#### EXCERPT TO READ
=-=-=
Archive for the 'Public Policy' Category
How U.S. Schools Sparked the Subprime Mortgage Crisis
Friday, March 16th, 2007I’m illiterate, but should an English teacher really fail me? A growing number of Americans say no…
…At least when it’s the banks doing the grading. An informed public keeps the wheels of democracy and capitalism greased. However, financial illiteracy still plagues many in the “middle class.”
Underlining the need for reform in schools, disgruntled and desperate borrowers are turning to the courts for help in an effort which should serve as a warning; and if in doubt, just look south of the border where a wave of socialist reformers have recently been swept into power:
“Across the nation, anger and litigation are growing against the tactics of subprime lenders, who offer easy credit for homes that are turning out to be too expensive for millions of Americans now that mortgage rates are going up.”
The King of Consumption or the Queen of Denial
The recent run up in asset values was largely influenced by the easy money atmosphere which prevailed following the economic downturn in 2001. It’s really just a result of basic supply and demand:
- Cheap money and loose lending standards flood the housing market with buyers (many of whom were never truly fiscally viable)
- Multiple bidders compete for limited goods (homes) and prices rise
- Builders struggle to keep pace, resulting in a supply glut once rates rise and standards tighten
A simple analysis by anyone looking at the loan types these “boom” buyers used, could’ve concluded with confidence just when all this trouble would begin.
Some of the most popular loans during this period were ARM’s. Such mortgages typically have rate adjustments (per terms of the note) based on some index plus prime after a fixed period of time (frequently 2 to 3 years). 2007 is the year during which many homeowners will feel that pinch according to various reports.
Coming to Terms
You could argue that many believed rates would stay low, but this is major folly at best. The simple fact that interest rates were at all-time lows should have given many pause. It wasn’t just laymen who fell into this trap; as the WSJ noted in an article last year; Lenders Try to Keep Mortgage Boom Alive:
“More than $300 billion of ARMs issued to borrowers with good credit will begin resetting over the next two years, according to Lehman Brothers Mortgage Research, with $718 billion more of these loans resetting in 2008 and 2009. An additional $507 billion of ARMs issued to borrowers with poor credit will reset over the next four years.”
=-=-=
#### PROVIDED ENTRIES

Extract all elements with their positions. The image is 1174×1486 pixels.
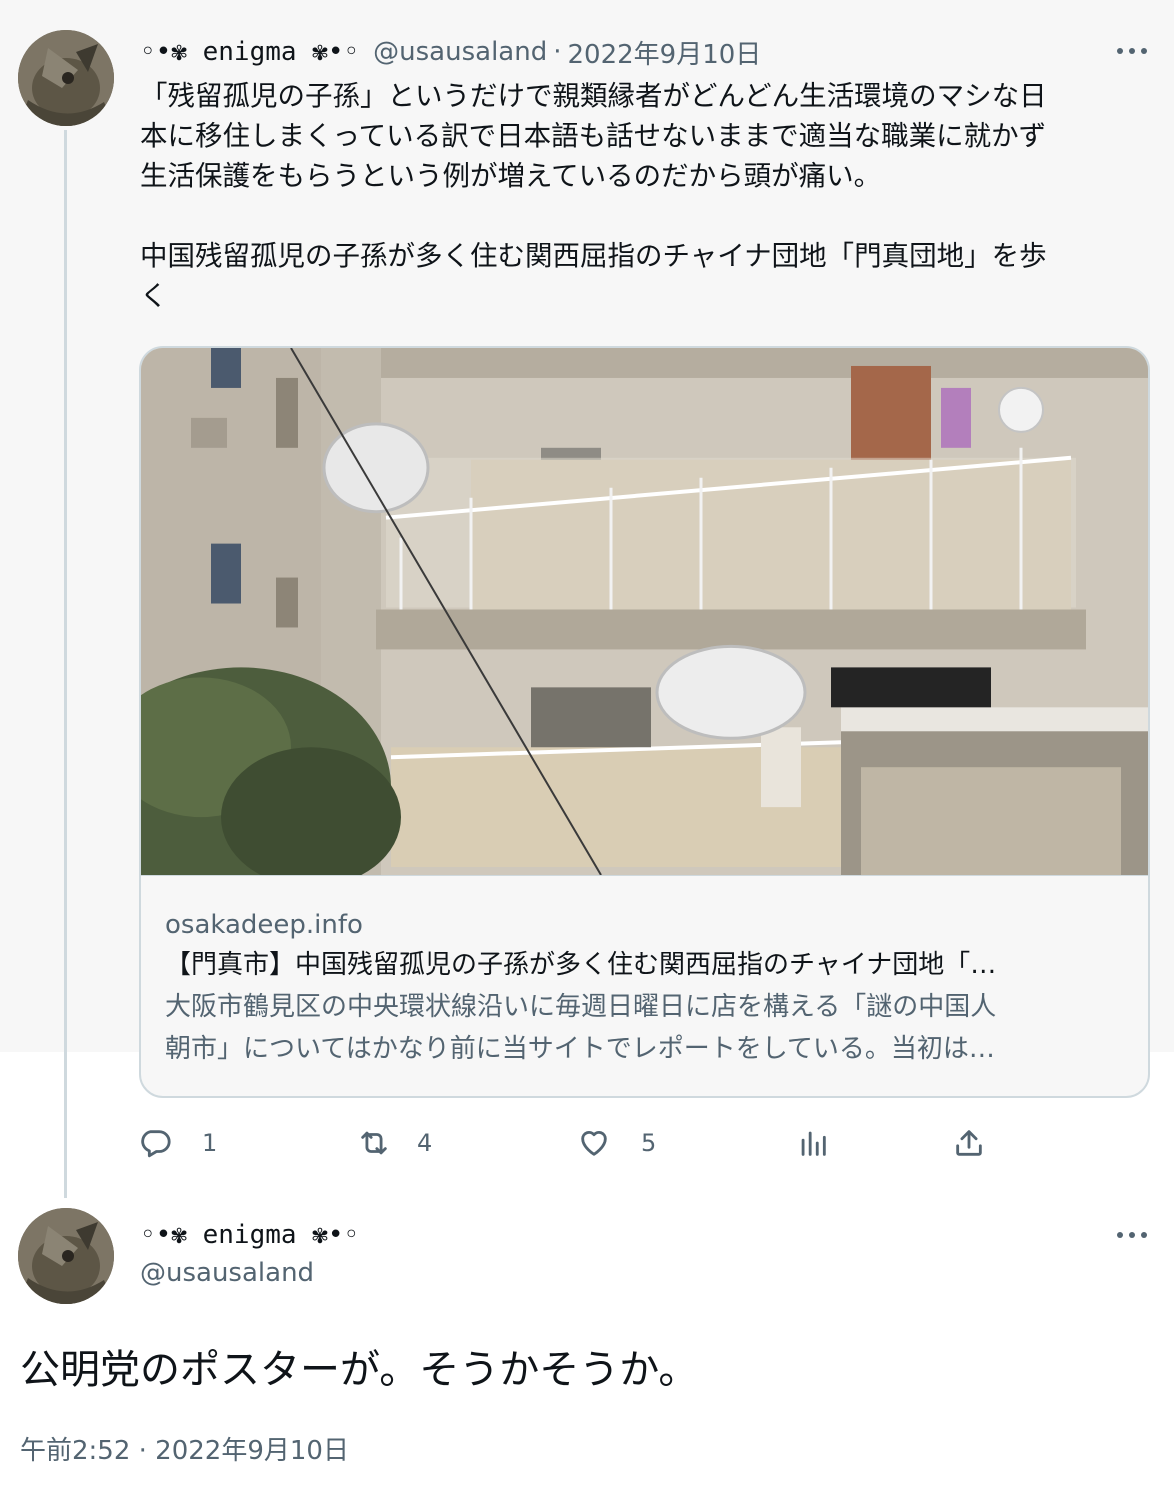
retweet-count: 4 xyxy=(417,1129,433,1157)
share-icon xyxy=(956,1130,982,1156)
author-display-name[interactable]: ◦•✾ enigma ✾•◦ xyxy=(140,37,359,67)
avatar-image xyxy=(18,30,114,126)
analytics-icon xyxy=(801,1131,826,1156)
tweet-text: 「残留孤児の子孫」というだけで親類縁者がどんどん生活環境のマシな日 本に移住しま… xyxy=(140,80,1047,312)
link-card-body[interactable]: osakadeep.info 【門真市】中国残留孤児の子孫が多く住む関西屈指のチ… xyxy=(141,876,1148,1096)
card-description-line-2: 朝市」についてはかなり前に当サイトでレポートをしている。当初は… xyxy=(165,1034,995,1064)
reply-author-handle[interactable]: @usausaland xyxy=(140,1258,314,1288)
parent-tweet-header: ◦•✾ enigma ✾•◦ @usausaland · 2022年9月10日 xyxy=(140,34,761,70)
apartment-photo xyxy=(141,348,1148,875)
reply-author-display-name[interactable]: ◦•✾ enigma ✾•◦ xyxy=(140,1220,359,1250)
card-description-line-1: 大阪市鶴見区の中央環状線沿いに毎週日曜日に店を構える「謎の中国人 xyxy=(165,992,997,1022)
avatar[interactable] xyxy=(18,30,114,126)
reply-button[interactable]: 1 xyxy=(138,1120,217,1166)
more-options-button[interactable] xyxy=(1112,36,1152,66)
retweet-icon xyxy=(361,1131,387,1155)
reply-more-options-button[interactable] xyxy=(1112,1220,1152,1250)
heart-icon xyxy=(581,1131,607,1156)
more-icon xyxy=(1117,1232,1147,1238)
link-card[interactable]: osakadeep.info 【門真市】中国残留孤児の子孫が多く住む関西屈指のチ… xyxy=(139,346,1150,1098)
like-button[interactable]: 5 xyxy=(577,1120,656,1166)
tweet-actions: 1 4 5 xyxy=(0,1120,1174,1166)
avatar-image xyxy=(18,1208,114,1304)
share-button[interactable] xyxy=(952,1120,986,1166)
reply-icon xyxy=(141,1130,171,1158)
reply-count: 1 xyxy=(202,1129,218,1157)
tweet-date[interactable]: 2022年9月10日 xyxy=(567,34,761,71)
card-title: 【門真市】中国残留孤児の子孫が多く住む関西屈指のチャイナ団地「… xyxy=(165,950,997,980)
more-icon xyxy=(1117,48,1147,54)
like-count: 5 xyxy=(641,1129,657,1157)
reply-timestamp[interactable]: 午前2:52 · 2022年9月10日 xyxy=(20,1430,349,1467)
retweet-button[interactable]: 4 xyxy=(357,1120,432,1166)
author-handle[interactable]: @usausaland xyxy=(373,37,547,67)
thread-connector-line xyxy=(64,130,67,1198)
card-domain: osakadeep.info xyxy=(165,910,363,940)
reply-avatar[interactable] xyxy=(18,1208,114,1304)
reply-tweet-text: 公明党のポスターが。そうかそうか。 xyxy=(20,1347,699,1393)
views-button[interactable] xyxy=(796,1120,830,1166)
link-card-image[interactable] xyxy=(141,348,1148,876)
separator-dot: · xyxy=(553,37,562,67)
=-=-=
#### WRITTEN TASK A
Reproduce everything in the subprime mortgage post from "Some of the" down to "to various reports.", keeping the wording unchanged.
#### WRITTEN TASK B
State only the number of lines in the records that include the string "count".
The text on the subprime mortgage crisis and the records have no connection to each other.

#### FINAL RESULT A
Some of the most popular loans during this period were ARM’s. Such mortgages typically have rate adjustments (per terms of the note) based on some index plus prime after a fixed period of time (frequently 2 to 3 years). 2007 is the year during which many homeowners will feel that pinch according to various reports.

#### FINAL RESULT B
3